▶

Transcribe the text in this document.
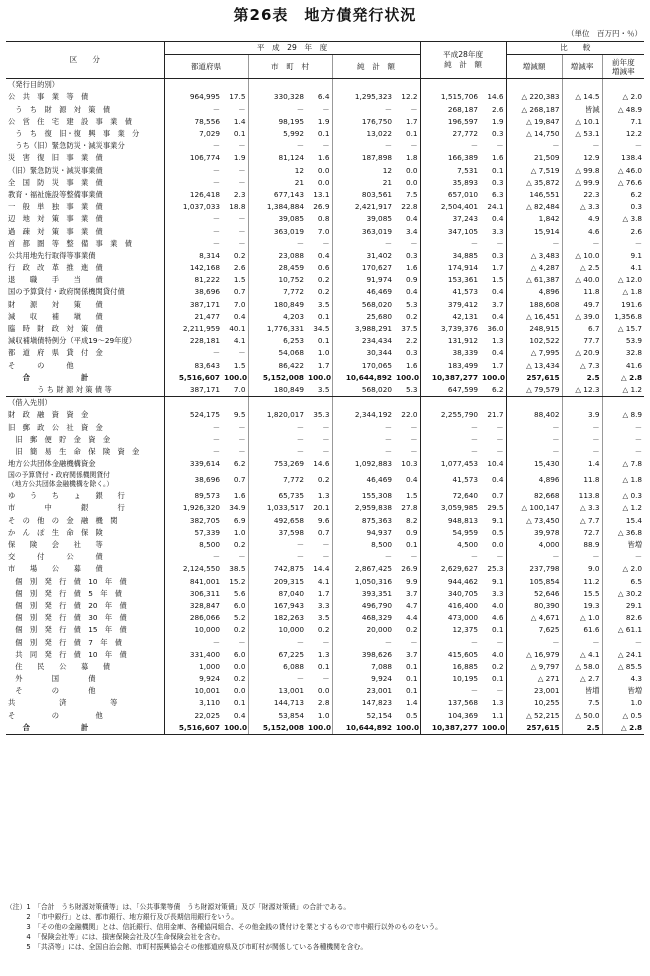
第26表　地方債発行状況
（単位　百万円・％）
区　　分	平　成　29　年　度						平成28年度
純　計　額		比　　較		
	都道府県		市　町　村		純　計　額				増減額	増減率	前年度
増減率
（発行目的別）											
公　共　事　業　等　債	964,995	17.5	330,328	6.4	1,295,323	12.2	1,515,706	14.6	△ 220,383	△ 14.5	△ 2.0
　う　ち　財　源　対　策　債	－	－	－	－	－	－	268,187	2.6	△ 268,187	皆減	△ 48.9
公　営　住　宅　建　設　事　業　債	78,556	1.4	98,195	1.9	176,750	1.7	196,597	1.9	△ 19,847	△ 10.1	7.1
　う　ち　復　旧・復　興　事　業　分	7,029	0.1	5,992	0.1	13,022	0.1	27,772	0.3	△ 14,750	△ 53.1	12.2
　うち（旧）緊急防災・減災事業分	－	－	－	－	－	－	－	－	－	－	－
災　害　復　旧　事　業　債	106,774	1.9	81,124	1.6	187,898	1.8	166,389	1.6	21,509	12.9	138.4
（旧）緊急防災・減災事業債	－	－	12	0.0	12	0.0	7,531	0.1	△ 7,519	△ 99.8	△ 46.0
全　国　防　災　事　業　債	－	－	21	0.0	21	0.0	35,893	0.3	△ 35,872	△ 99.9	△ 76.6
教育・福祉施設等整備事業債	126,418	2.3	677,143	13.1	803,561	7.5	657,010	6.3	146,551	22.3	6.2
一　般　単　独　事　業　債	1,037,033	18.8	1,384,884	26.9	2,421,917	22.8	2,504,401	24.1	△ 82,484	△ 3.3	0.3
辺　地　対　策　事　業　債	－	－	39,085	0.8	39,085	0.4	37,243	0.4	1,842	4.9	△ 3.8
過　疎　対　策　事　業　債	－	－	363,019	7.0	363,019	3.4	347,105	3.3	15,914	4.6	2.6
首　都　圏　等　整　備　事　業　債	－	－	－	－	－	－	－	－	－	－	－
公共用地先行取得等事業債	8,314	0.2	23,088	0.4	31,402	0.3	34,885	0.3	△ 3,483	△ 10.0	9.1
行　政　改　革　推　進　債	142,168	2.6	28,459	0.6	170,627	1.6	174,914	1.7	△ 4,287	△ 2.5	4.1
退　　職　　手　　当　　債	81,222	1.5	10,752	0.2	91,974	0.9	153,361	1.5	△ 61,387	△ 40.0	△ 12.0
国の予算貸付・政府関係機関貸付債	38,696	0.7	7,772	0.2	46,469	0.4	41,573	0.4	4,896	11.8	△ 1.8
財　　源　　対　　策　　債	387,171	7.0	180,849	3.5	568,020	5.3	379,412	3.7	188,608	49.7	191.6
減　　収　　補　　塡　　債	21,477	0.4	4,203	0.1	25,680	0.2	42,131	0.4	△ 16,451	△ 39.0	1,356.8
臨　時　財　政　対　策　債	2,211,959	40.1	1,776,331	34.5	3,988,291	37.5	3,739,376	36.0	248,915	6.7	△ 15.7
減収補塡債特例分（平成19～29年度）	228,181	4.1	6,253	0.1	234,434	2.2	131,912	1.3	102,522	77.7	53.9
都　道　府　県　貸　付　金	－	－	54,068	1.0	30,344	0.3	38,339	0.4	△ 7,995	△ 20.9	32.8
そ　　　の　　　他	83,643	1.5	86,422	1.7	170,065	1.6	183,499	1.7	△ 13,434	△ 7.3	41.6
　　合　　　　　　　計	5,516,607	100.0	5,152,008	100.0	10,644,892	100.0	10,387,277	100.0	257,615	2.5	△ 2.8
　　　　う ち 財 源 対 策 債 等	387,171	7.0	180,849	3.5	568,020	5.3	647,599	6.2	△ 79,579	△ 12.3	△ 1.2
（借入先別）											
財　政　融　資　資　金	524,175	9.5	1,820,017	35.3	2,344,192	22.0	2,255,790	21.7	88,402	3.9	△ 8.9
旧　郵　政　公　社　資　金	－	－	－	－	－	－	－	－	－	－	－
　旧　郵　便　貯　金　資　金	－	－	－	－	－	－	－	－	－	－	－
　旧　簡　易　生　命　保　険　資　金	－	－	－	－	－	－	－	－	－	－	－
地方公共団体金融機構資金	339,614	6.2	753,269	14.6	1,092,883	10.3	1,077,453	10.4	15,430	1.4	△ 7.8
国の予算貸付・政府関係機関貸付
（地方公共団体金融機構を除く。）	38,696	0.7	7,772	0.2	46,469	0.4	41,573	0.4	4,896	11.8	△ 1.8
ゆ　　う　　ち　　ょ　　銀　　行	89,573	1.6	65,735	1.3	155,308	1.5	72,640	0.7	82,668	113.8	△ 0.3
市　　　　中　　　　銀　　　　行	1,926,320	34.9	1,033,517	20.1	2,959,838	27.8	3,059,985	29.5	△ 100,147	△ 3.3	△ 1.2
そ　の　他　の　金　融　機　関	382,705	6.9	492,658	9.6	875,363	8.2	948,813	9.1	△ 73,450	△ 7.7	15.4
か　ん　ぽ　生　命　保　険	57,339	1.0	37,598	0.7	94,937	0.9	54,959	0.5	39,978	72.7	△ 36.8
保　　険　　会　　社　　等	8,500	0.2	－	－	8,500	0.1	4,500	0.0	4,000	88.9	皆増
交　　　付　　　公　　　債	－	－	－	－	－	－	－	－	－	－	－
市　　場　　公　　募　　債	2,124,550	38.5	742,875	14.4	2,867,425	26.9	2,629,627	25.3	237,798	9.0	△ 2.0
　個　別　発　行　債　10　年　債	841,001	15.2	209,315	4.1	1,050,316	9.9	944,462	9.1	105,854	11.2	6.5
　個　別　発　行　債　5　年　債	306,311	5.6	87,040	1.7	393,351	3.7	340,705	3.3	52,646	15.5	△ 30.2
　個　別　発　行　債　20　年　債	328,847	6.0	167,943	3.3	496,790	4.7	416,400	4.0	80,390	19.3	29.1
　個　別　発　行　債　30　年　債	286,066	5.2	182,263	3.5	468,329	4.4	473,000	4.6	△ 4,671	△ 1.0	82.6
　個　別　発　行　債　15　年　債	10,000	0.2	10,000	0.2	20,000	0.2	12,375	0.1	7,625	61.6	△ 61.1
　個　別　発　行　債　7　年　債	－	－	－	－	－	－	－	－	－	－	－
　共　同　発　行　債　10　年　債	331,400	6.0	67,225	1.3	398,626	3.7	415,605	4.0	△ 16,979	△ 4.1	△ 24.1
　住　　民　　公　　募　　債	1,000	0.0	6,088	0.1	7,088	0.1	16,885	0.2	△ 9,797	△ 58.0	△ 85.5
　外　　　　国　　　　債	9,924	0.2	－	－	9,924	0.1	10,195	0.1	△ 271	△ 2.7	4.3
　そ　　　　の　　　　他	10,001	0.0	13,001	0.0	23,001	0.1	－	－	23,001	皆増	皆増
共　　　　　　済　　　　　　等	3,110	0.1	144,713	2.8	147,823	1.4	137,568	1.3	10,255	7.5	1.0
そ　　　　　の　　　　　他	22,025	0.4	53,854	1.0	52,154	0.5	104,369	1.1	△ 52,215	△ 50.0	△ 0.5
　　合　　　　　　　計	5,516,607	100.0	5,152,008	100.0	10,644,892	100.0	10,387,277	100.0	257,615	2.5	△ 2.8
（注）1　「合計　うち財源対策債等」は、「公共事業等債　うち財源対策債」及び「財源対策債」の合計である。
　　　2　「市中銀行」とは、都市銀行、地方銀行及び長期信用銀行をいう。
　　　3　「その他の金融機関」とは、信託銀行、信用金庫、各種協同組合、その他金銭の貸付けを業とするもので市中銀行以外のものをいう。
　　　4　「保険会社等」には、損害保険会社及び生命保険会社を含む。
　　　5　「共済等」には、全国自治会館、市町村振興協会その他都道府県及び市町村が関係している各種機関を含む。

◀

Given problem: Every line of text is to be repeated exactly; pictures are left out.

Completed exercise:
Transcribe the text in this document.
第26表　地方債発行状況
（単位　百万円・％）
区　　分	平　成　29　年　度						平成28年度
純　計　額		比　　較		
	都道府県		市　町　村		純　計　額				増減額	増減率	前年度
増減率
（発行目的別）											
公　共　事　業　等　債	964,995	17.5	330,328	6.4	1,295,323	12.2	1,515,706	14.6	△ 220,383	△ 14.5	△ 2.0
　う　ち　財　源　対　策　債	－	－	－	－	－	－	268,187	2.6	△ 268,187	皆減	△ 48.9
公　営　住　宅　建　設　事　業　債	78,556	1.4	98,195	1.9	176,750	1.7	196,597	1.9	△ 19,847	△ 10.1	7.1
　う　ち　復　旧・復　興　事　業　分	7,029	0.1	5,992	0.1	13,022	0.1	27,772	0.3	△ 14,750	△ 53.1	12.2
　うち（旧）緊急防災・減災事業分	－	－	－	－	－	－	－	－	－	－	－
災　害　復　旧　事　業　債	106,774	1.9	81,124	1.6	187,898	1.8	166,389	1.6	21,509	12.9	138.4
（旧）緊急防災・減災事業債	－	－	12	0.0	12	0.0	7,531	0.1	△ 7,519	△ 99.8	△ 46.0
全　国　防　災　事　業　債	－	－	21	0.0	21	0.0	35,893	0.3	△ 35,872	△ 99.9	△ 76.6
教育・福祉施設等整備事業債	126,418	2.3	677,143	13.1	803,561	7.5	657,010	6.3	146,551	22.3	6.2
一　般　単　独　事　業　債	1,037,033	18.8	1,384,884	26.9	2,421,917	22.8	2,504,401	24.1	△ 82,484	△ 3.3	0.3
辺　地　対　策　事　業　債	－	－	39,085	0.8	39,085	0.4	37,243	0.4	1,842	4.9	△ 3.8
過　疎　対　策　事　業　債	－	－	363,019	7.0	363,019	3.4	347,105	3.3	15,914	4.6	2.6
首　都　圏　等　整　備　事　業　債	－	－	－	－	－	－	－	－	－	－	－
公共用地先行取得等事業債	8,314	0.2	23,088	0.4	31,402	0.3	34,885	0.3	△ 3,483	△ 10.0	9.1
行　政　改　革　推　進　債	142,168	2.6	28,459	0.6	170,627	1.6	174,914	1.7	△ 4,287	△ 2.5	4.1
退　　職　　手　　当　　債	81,222	1.5	10,752	0.2	91,974	0.9	153,361	1.5	△ 61,387	△ 40.0	△ 12.0
国の予算貸付・政府関係機関貸付債	38,696	0.7	7,772	0.2	46,469	0.4	41,573	0.4	4,896	11.8	△ 1.8
財　　源　　対　　策　　債	387,171	7.0	180,849	3.5	568,020	5.3	379,412	3.7	188,608	49.7	191.6
減　　収　　補　　塡　　債	21,477	0.4	4,203	0.1	25,680	0.2	42,131	0.4	△ 16,451	△ 39.0	1,356.8
臨　時　財　政　対　策　債	2,211,959	40.1	1,776,331	34.5	3,988,291	37.5	3,739,376	36.0	248,915	6.7	△ 15.7
減収補塡債特例分（平成19～29年度）	228,181	4.1	6,253	0.1	234,434	2.2	131,912	1.3	102,522	77.7	53.9
都　道　府　県　貸　付　金	－	－	54,068	1.0	30,344	0.3	38,339	0.4	△ 7,995	△ 20.9	32.8
そ　　　の　　　他	83,643	1.5	86,422	1.7	170,065	1.6	183,499	1.7	△ 13,434	△ 7.3	41.6
　　合　　　　　　　計	5,516,607	100.0	5,152,008	100.0	10,644,892	100.0	10,387,277	100.0	257,615	2.5	△ 2.8
　　　　う ち 財 源 対 策 債 等	387,171	7.0	180,849	3.5	568,020	5.3	647,599	6.2	△ 79,579	△ 12.3	△ 1.2
（借入先別）											
財　政　融　資　資　金	524,175	9.5	1,820,017	35.3	2,344,192	22.0	2,255,790	21.7	88,402	3.9	△ 8.9
旧　郵　政　公　社　資　金	－	－	－	－	－	－	－	－	－	－	－
　旧　郵　便　貯　金　資　金	－	－	－	－	－	－	－	－	－	－	－
　旧　簡　易　生　命　保　険　資　金	－	－	－	－	－	－	－	－	－	－	－
地方公共団体金融機構資金	339,614	6.2	753,269	14.6	1,092,883	10.3	1,077,453	10.4	15,430	1.4	△ 7.8
国の予算貸付・政府関係機関貸付
（地方公共団体金融機構を除く。）	38,696	0.7	7,772	0.2	46,469	0.4	41,573	0.4	4,896	11.8	△ 1.8
ゆ　　う　　ち　　ょ　　銀　　行	89,573	1.6	65,735	1.3	155,308	1.5	72,640	0.7	82,668	113.8	△ 0.3
市　　　　中　　　　銀　　　　行	1,926,320	34.9	1,033,517	20.1	2,959,838	27.8	3,059,985	29.5	△ 100,147	△ 3.3	△ 1.2
そ　の　他　の　金　融　機　関	382,705	6.9	492,658	9.6	875,363	8.2	948,813	9.1	△ 73,450	△ 7.7	15.4
か　ん　ぽ　生　命　保　険	57,339	1.0	37,598	0.7	94,937	0.9	54,959	0.5	39,978	72.7	△ 36.8
保　　険　　会　　社　　等	8,500	0.2	－	－	8,500	0.1	4,500	0.0	4,000	88.9	皆増
交　　　付　　　公　　　債	－	－	－	－	－	－	－	－	－	－	－
市　　場　　公　　募　　債	2,124,550	38.5	742,875	14.4	2,867,425	26.9	2,629,627	25.3	237,798	9.0	△ 2.0
　個　別　発　行　債　10　年　債	841,001	15.2	209,315	4.1	1,050,316	9.9	944,462	9.1	105,854	11.2	6.5
　個　別　発　行　債　5　年　債	306,311	5.6	87,040	1.7	393,351	3.7	340,705	3.3	52,646	15.5	△ 30.2
　個　別　発　行　債　20　年　債	328,847	6.0	167,943	3.3	496,790	4.7	416,400	4.0	80,390	19.3	29.1
　個　別　発　行　債　30　年　債	286,066	5.2	182,263	3.5	468,329	4.4	473,000	4.6	△ 4,671	△ 1.0	82.6
　個　別　発　行　債　15　年　債	10,000	0.2	10,000	0.2	20,000	0.2	12,375	0.1	7,625	61.6	△ 61.1
　個　別　発　行　債　7　年　債	－	－	－	－	－	－	－	－	－	－	－
　共　同　発　行　債　10　年　債	331,400	6.0	67,225	1.3	398,626	3.7	415,605	4.0	△ 16,979	△ 4.1	△ 24.1
　住　　民　　公　　募　　債	1,000	0.0	6,088	0.1	7,088	0.1	16,885	0.2	△ 9,797	△ 58.0	△ 85.5
　外　　　　国　　　　債	9,924	0.2	－	－	9,924	0.1	10,195	0.1	△ 271	△ 2.7	4.3
　そ　　　　の　　　　他	10,001	0.0	13,001	0.0	23,001	0.1	－	－	23,001	皆増	皆増
共　　　　　　済　　　　　　等	3,110	0.1	144,713	2.8	147,823	1.4	137,568	1.3	10,255	7.5	1.0
そ　　　　　の　　　　　他	22,025	0.4	53,854	1.0	52,154	0.5	104,369	1.1	△ 52,215	△ 50.0	△ 0.5
　　合　　　　　　　計	5,516,607	100.0	5,152,008	100.0	10,644,892	100.0	10,387,277	100.0	257,615	2.5	△ 2.8
（注）1　「合計　うち財源対策債等」は、「公共事業等債　うち財源対策債」及び「財源対策債」の合計である。
　　　2　「市中銀行」とは、都市銀行、地方銀行及び長期信用銀行をいう。
　　　3　「その他の金融機関」とは、信託銀行、信用金庫、各種協同組合、その他金銭の貸付けを業とするもので市中銀行以外のものをいう。
　　　4　「保険会社等」には、損害保険会社及び生命保険会社を含む。
　　　5　「共済等」には、全国自治会館、市町村振興協会その他都道府県及び市町村が関係している各種機関を含む。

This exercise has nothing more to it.